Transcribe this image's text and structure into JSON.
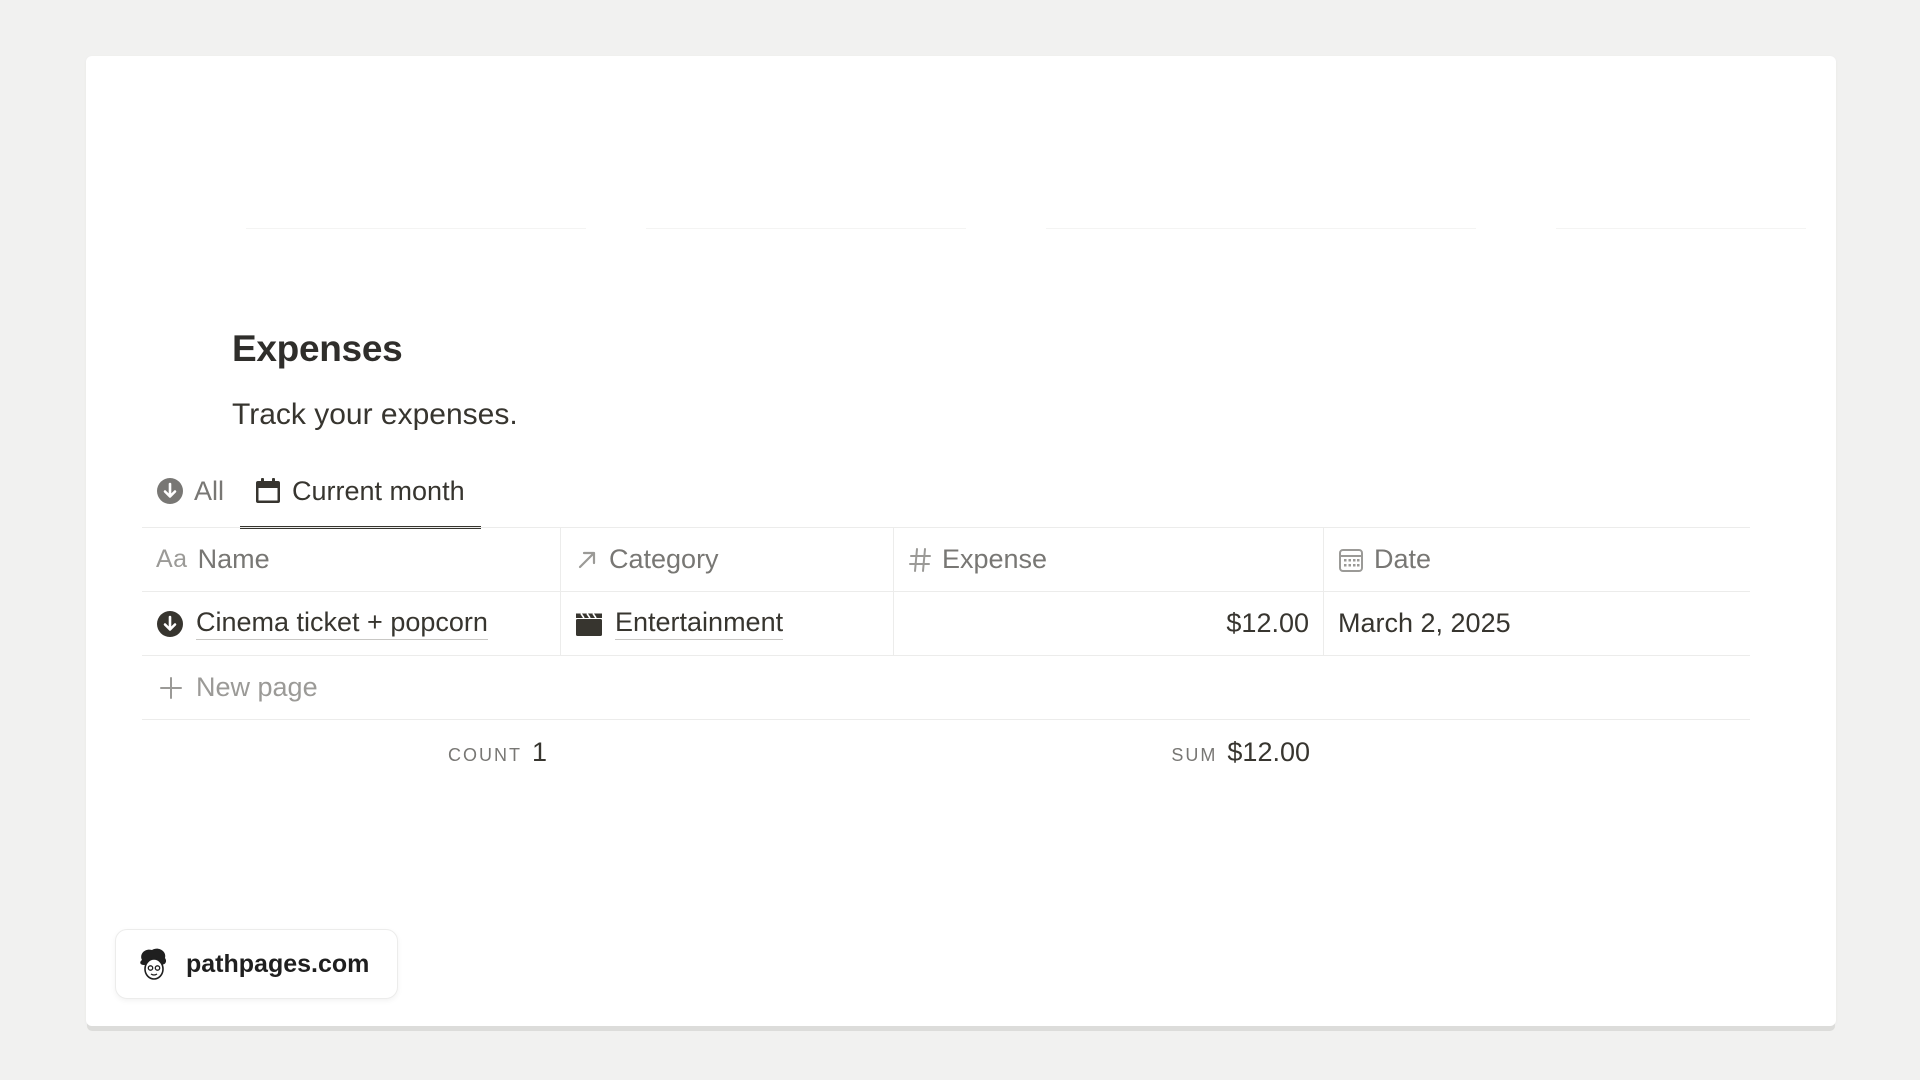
{
  "database": {
    "title": "Expenses",
    "description": "Track your expenses."
  },
  "views": [
    {
      "label": "All",
      "icon": "arrow-down-circle-icon",
      "active": false
    },
    {
      "label": "Current month",
      "icon": "calendar-icon",
      "active": true
    }
  ],
  "columns": [
    {
      "label": "Name",
      "icon": "text-aa-icon"
    },
    {
      "label": "Category",
      "icon": "relation-arrow-icon"
    },
    {
      "label": "Expense",
      "icon": "hash-icon"
    },
    {
      "label": "Date",
      "icon": "calendar-grid-icon"
    }
  ],
  "rows": [
    {
      "name": "Cinema ticket + popcorn",
      "name_icon": "arrow-down-circle-icon",
      "category": "Entertainment",
      "category_icon": "clapperboard-icon",
      "expense": "$12.00",
      "date": "March 2, 2025"
    }
  ],
  "new_page_label": "New page",
  "footer": {
    "count_label": "COUNT",
    "count_value": "1",
    "sum_label": "SUM",
    "sum_value": "$12.00"
  },
  "badge": {
    "label": "pathpages.com",
    "icon": "avatar-logo-icon"
  },
  "colors": {
    "text": "#37352f",
    "muted": "#787774",
    "border": "#ececeb",
    "background": "#f1f1f0"
  }
}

--------

Problem to solve => Apart from the pictures, the entries above are to be repeated in full and exactly.

Response to the task =>
Transcribe this image's text and structure into JSON.
{
  "database": {
    "title": "Expenses",
    "description": "Track your expenses."
  },
  "views": [
    {
      "label": "All",
      "icon": "arrow-down-circle-icon",
      "active": false
    },
    {
      "label": "Current month",
      "icon": "calendar-icon",
      "active": true
    }
  ],
  "columns": [
    {
      "label": "Name",
      "icon": "text-aa-icon"
    },
    {
      "label": "Category",
      "icon": "relation-arrow-icon"
    },
    {
      "label": "Expense",
      "icon": "hash-icon"
    },
    {
      "label": "Date",
      "icon": "calendar-grid-icon"
    }
  ],
  "rows": [
    {
      "name": "Cinema ticket + popcorn",
      "name_icon": "arrow-down-circle-icon",
      "category": "Entertainment",
      "category_icon": "clapperboard-icon",
      "expense": "$12.00",
      "date": "March 2, 2025"
    }
  ],
  "new_page_label": "New page",
  "footer": {
    "count_label": "COUNT",
    "count_value": "1",
    "sum_label": "SUM",
    "sum_value": "$12.00"
  },
  "badge": {
    "label": "pathpages.com",
    "icon": "avatar-logo-icon"
  },
  "colors": {
    "text": "#37352f",
    "muted": "#787774",
    "border": "#ececeb",
    "background": "#f1f1f0"
  }
}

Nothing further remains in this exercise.